[Start SUPPLIED RECORDS]

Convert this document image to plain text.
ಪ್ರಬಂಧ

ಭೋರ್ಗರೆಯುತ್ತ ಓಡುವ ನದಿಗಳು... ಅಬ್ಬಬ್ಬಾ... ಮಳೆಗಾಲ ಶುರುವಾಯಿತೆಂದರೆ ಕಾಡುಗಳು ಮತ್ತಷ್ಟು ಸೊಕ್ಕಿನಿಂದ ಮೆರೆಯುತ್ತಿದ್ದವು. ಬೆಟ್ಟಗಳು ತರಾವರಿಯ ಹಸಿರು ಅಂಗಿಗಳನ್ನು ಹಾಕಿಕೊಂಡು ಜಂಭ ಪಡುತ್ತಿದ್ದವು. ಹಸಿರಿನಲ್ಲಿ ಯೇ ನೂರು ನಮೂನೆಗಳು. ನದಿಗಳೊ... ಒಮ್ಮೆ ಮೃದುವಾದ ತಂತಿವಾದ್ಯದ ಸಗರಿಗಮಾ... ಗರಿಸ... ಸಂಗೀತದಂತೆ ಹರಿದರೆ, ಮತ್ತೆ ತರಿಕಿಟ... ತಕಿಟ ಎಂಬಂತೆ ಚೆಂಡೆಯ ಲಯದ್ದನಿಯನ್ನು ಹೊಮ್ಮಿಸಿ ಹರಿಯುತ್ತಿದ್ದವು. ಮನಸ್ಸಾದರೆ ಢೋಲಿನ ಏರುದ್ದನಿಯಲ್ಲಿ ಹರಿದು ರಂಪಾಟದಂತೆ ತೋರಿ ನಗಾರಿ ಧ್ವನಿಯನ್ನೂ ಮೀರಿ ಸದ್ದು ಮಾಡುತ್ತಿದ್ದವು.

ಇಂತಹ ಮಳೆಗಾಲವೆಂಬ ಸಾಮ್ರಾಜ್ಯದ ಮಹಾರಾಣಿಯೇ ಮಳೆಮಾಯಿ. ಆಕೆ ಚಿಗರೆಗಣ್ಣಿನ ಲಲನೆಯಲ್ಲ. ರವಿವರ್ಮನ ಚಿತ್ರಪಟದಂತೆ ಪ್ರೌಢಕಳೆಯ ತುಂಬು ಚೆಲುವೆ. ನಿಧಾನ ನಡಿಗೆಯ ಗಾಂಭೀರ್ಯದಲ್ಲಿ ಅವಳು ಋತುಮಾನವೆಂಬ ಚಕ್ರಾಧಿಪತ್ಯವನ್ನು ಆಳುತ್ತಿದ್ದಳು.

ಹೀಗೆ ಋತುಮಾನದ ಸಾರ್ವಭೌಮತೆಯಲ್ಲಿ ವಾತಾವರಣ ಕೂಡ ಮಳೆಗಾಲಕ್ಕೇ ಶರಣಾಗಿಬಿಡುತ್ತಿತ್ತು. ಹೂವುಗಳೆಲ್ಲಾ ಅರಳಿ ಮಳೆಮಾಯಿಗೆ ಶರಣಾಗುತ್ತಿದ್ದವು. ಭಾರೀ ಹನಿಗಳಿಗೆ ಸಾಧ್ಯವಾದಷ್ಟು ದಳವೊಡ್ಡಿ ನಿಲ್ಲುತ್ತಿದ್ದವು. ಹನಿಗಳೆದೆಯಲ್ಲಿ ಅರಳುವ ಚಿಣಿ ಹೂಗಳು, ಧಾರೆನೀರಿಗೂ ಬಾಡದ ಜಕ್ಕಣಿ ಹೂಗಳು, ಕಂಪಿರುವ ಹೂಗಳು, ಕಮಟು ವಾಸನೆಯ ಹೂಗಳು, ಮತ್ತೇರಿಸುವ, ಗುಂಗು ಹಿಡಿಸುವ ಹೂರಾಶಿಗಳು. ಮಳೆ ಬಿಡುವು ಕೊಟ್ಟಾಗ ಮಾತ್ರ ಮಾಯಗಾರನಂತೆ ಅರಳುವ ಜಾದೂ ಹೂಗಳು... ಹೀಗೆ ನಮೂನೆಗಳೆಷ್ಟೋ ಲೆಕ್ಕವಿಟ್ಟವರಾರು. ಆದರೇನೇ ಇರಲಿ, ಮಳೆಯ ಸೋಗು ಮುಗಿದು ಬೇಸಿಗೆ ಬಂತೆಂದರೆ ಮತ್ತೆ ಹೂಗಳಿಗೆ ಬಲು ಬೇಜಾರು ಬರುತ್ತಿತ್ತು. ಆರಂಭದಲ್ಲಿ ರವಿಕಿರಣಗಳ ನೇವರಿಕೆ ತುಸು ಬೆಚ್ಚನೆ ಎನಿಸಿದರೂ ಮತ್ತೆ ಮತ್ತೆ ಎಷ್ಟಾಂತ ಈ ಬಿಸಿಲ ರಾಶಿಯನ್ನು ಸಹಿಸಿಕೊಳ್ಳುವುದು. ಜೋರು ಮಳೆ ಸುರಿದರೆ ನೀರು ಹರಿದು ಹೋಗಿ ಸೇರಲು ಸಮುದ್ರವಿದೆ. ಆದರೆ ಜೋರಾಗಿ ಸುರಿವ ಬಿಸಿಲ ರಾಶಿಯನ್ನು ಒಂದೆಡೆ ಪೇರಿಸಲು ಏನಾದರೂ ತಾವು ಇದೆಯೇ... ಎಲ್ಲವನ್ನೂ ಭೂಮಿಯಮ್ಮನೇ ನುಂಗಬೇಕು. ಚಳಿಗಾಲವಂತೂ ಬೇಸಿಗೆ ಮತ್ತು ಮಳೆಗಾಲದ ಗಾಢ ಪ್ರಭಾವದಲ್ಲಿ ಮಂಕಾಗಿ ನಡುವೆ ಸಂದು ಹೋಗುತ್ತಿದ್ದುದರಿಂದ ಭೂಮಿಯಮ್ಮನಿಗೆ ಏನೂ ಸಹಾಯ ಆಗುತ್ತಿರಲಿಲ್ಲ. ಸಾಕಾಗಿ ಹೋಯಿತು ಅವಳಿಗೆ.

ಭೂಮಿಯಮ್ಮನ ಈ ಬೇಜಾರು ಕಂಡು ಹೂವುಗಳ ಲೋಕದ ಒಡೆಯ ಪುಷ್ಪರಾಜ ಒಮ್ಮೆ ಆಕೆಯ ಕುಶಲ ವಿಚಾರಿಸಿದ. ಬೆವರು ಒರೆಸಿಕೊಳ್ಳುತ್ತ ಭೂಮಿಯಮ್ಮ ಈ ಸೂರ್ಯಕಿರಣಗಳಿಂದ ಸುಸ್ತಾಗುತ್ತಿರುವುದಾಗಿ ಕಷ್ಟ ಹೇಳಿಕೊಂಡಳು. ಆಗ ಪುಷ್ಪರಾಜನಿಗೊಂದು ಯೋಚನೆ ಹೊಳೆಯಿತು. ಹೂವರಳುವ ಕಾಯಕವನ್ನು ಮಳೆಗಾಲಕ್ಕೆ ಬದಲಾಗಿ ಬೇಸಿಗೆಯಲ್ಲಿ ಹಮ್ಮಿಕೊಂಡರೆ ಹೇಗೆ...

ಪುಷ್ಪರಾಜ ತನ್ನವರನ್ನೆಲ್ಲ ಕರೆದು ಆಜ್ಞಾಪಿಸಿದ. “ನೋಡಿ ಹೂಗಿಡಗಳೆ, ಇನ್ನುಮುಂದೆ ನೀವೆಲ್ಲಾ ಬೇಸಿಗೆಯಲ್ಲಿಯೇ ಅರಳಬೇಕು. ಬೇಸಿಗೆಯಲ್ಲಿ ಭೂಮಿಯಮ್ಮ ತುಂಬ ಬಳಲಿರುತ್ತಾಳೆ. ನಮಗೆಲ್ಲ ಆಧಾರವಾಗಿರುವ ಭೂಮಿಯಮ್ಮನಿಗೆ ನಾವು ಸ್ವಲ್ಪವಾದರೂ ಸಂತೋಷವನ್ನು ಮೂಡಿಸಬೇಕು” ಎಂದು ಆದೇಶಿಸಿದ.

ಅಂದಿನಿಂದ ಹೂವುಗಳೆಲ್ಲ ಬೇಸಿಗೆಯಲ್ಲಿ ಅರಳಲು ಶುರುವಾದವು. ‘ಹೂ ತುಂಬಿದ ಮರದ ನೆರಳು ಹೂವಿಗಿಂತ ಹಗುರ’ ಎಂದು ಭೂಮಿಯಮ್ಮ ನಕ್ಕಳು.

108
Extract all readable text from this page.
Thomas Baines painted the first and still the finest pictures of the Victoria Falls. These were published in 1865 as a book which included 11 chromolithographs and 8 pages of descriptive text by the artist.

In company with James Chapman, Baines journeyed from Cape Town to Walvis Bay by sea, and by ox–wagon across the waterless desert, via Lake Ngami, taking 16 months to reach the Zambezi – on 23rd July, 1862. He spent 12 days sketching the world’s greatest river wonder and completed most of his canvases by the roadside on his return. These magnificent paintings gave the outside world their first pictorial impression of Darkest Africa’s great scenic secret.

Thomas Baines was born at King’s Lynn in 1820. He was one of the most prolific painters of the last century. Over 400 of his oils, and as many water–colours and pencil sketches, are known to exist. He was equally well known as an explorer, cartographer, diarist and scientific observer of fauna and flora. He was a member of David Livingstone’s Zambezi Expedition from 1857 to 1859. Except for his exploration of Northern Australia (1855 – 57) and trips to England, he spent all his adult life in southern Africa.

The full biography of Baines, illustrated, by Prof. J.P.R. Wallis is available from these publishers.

[End SUPPLIED RECORDS]

From the records given above, copy all lines containing "this".

Convert this document image to plain text.
Extract all readable text from this page.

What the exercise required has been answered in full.